**LISTED ENTRIES**
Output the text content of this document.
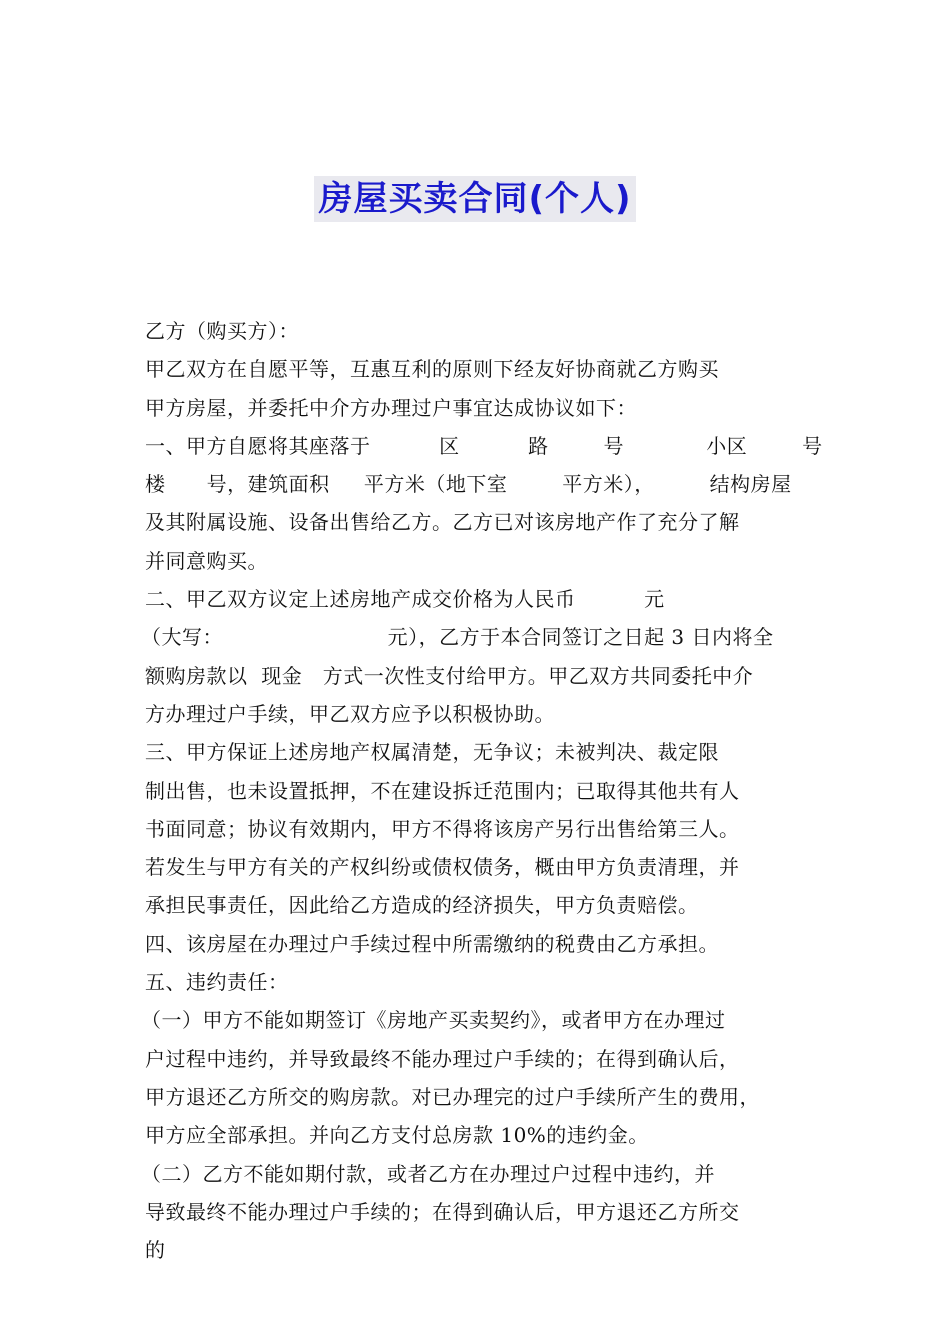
房屋买卖合同(个人)
乙方（购买方）：
甲乙双方在自愿平等，互惠互利的原则下经友好协商就乙方购买
甲方房屋，并委托中介方办理过户事宜达成协议如下：
一、甲方自愿将其座落于          区          路        号            小区        号
楼      号，建筑面积     平方米（地下室        平方米），        结构房屋
及其附属设施、设备出售给乙方。乙方已对该房地产作了充分了解
并同意购买。
二、甲乙双方议定上述房地产成交价格为人民币          元
（大写：                        元），乙方于本合同签订之日起 3 日内将全
额购房款以  现金   方式一次性支付给甲方。甲乙双方共同委托中介
方办理过户手续，甲乙双方应予以积极协助。
三、甲方保证上述房地产权属清楚，无争议；未被判决、裁定限
制出售，也未设置抵押，不在建设拆迁范围内；已取得其他共有人
书面同意；协议有效期内，甲方不得将该房产另行出售给第三人。
若发生与甲方有关的产权纠纷或债权债务，概由甲方负责清理，并
承担民事责任，因此给乙方造成的经济损失，甲方负责赔偿。
四、该房屋在办理过户手续过程中所需缴纳的税费由乙方承担。
五、违约责任：
（一）甲方不能如期签订《房地产买卖契约》，或者甲方在办理过
户过程中违约，并导致最终不能办理过户手续的；在得到确认后，
甲方退还乙方所交的购房款。对已办理完的过户手续所产生的费用，
甲方应全部承担。并向乙方支付总房款 10%的违约金。
（二）乙方不能如期付款，或者乙方在办理过户过程中违约，并
导致最终不能办理过户手续的；在得到确认后，甲方退还乙方所交
的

**SET PROBLEM**
Leave out the pictures and repeat everything else in the records exactly.

**EXERCISE ANSWER**
Output the text content of this document.
房屋买卖合同(个人)
乙方（购买方）：
甲乙双方在自愿平等，互惠互利的原则下经友好协商就乙方购买
甲方房屋，并委托中介方办理过户事宜达成协议如下：
一、甲方自愿将其座落于          区          路        号            小区        号
楼      号，建筑面积     平方米（地下室        平方米），        结构房屋
及其附属设施、设备出售给乙方。乙方已对该房地产作了充分了解
并同意购买。
二、甲乙双方议定上述房地产成交价格为人民币          元
（大写：                        元），乙方于本合同签订之日起 3 日内将全
额购房款以  现金   方式一次性支付给甲方。甲乙双方共同委托中介
方办理过户手续，甲乙双方应予以积极协助。
三、甲方保证上述房地产权属清楚，无争议；未被判决、裁定限
制出售，也未设置抵押，不在建设拆迁范围内；已取得其他共有人
书面同意；协议有效期内，甲方不得将该房产另行出售给第三人。
若发生与甲方有关的产权纠纷或债权债务，概由甲方负责清理，并
承担民事责任，因此给乙方造成的经济损失，甲方负责赔偿。
四、该房屋在办理过户手续过程中所需缴纳的税费由乙方承担。
五、违约责任：
（一）甲方不能如期签订《房地产买卖契约》，或者甲方在办理过
户过程中违约，并导致最终不能办理过户手续的；在得到确认后，
甲方退还乙方所交的购房款。对已办理完的过户手续所产生的费用，
甲方应全部承担。并向乙方支付总房款 10%的违约金。
（二）乙方不能如期付款，或者乙方在办理过户过程中违约，并
导致最终不能办理过户手续的；在得到确认后，甲方退还乙方所交
的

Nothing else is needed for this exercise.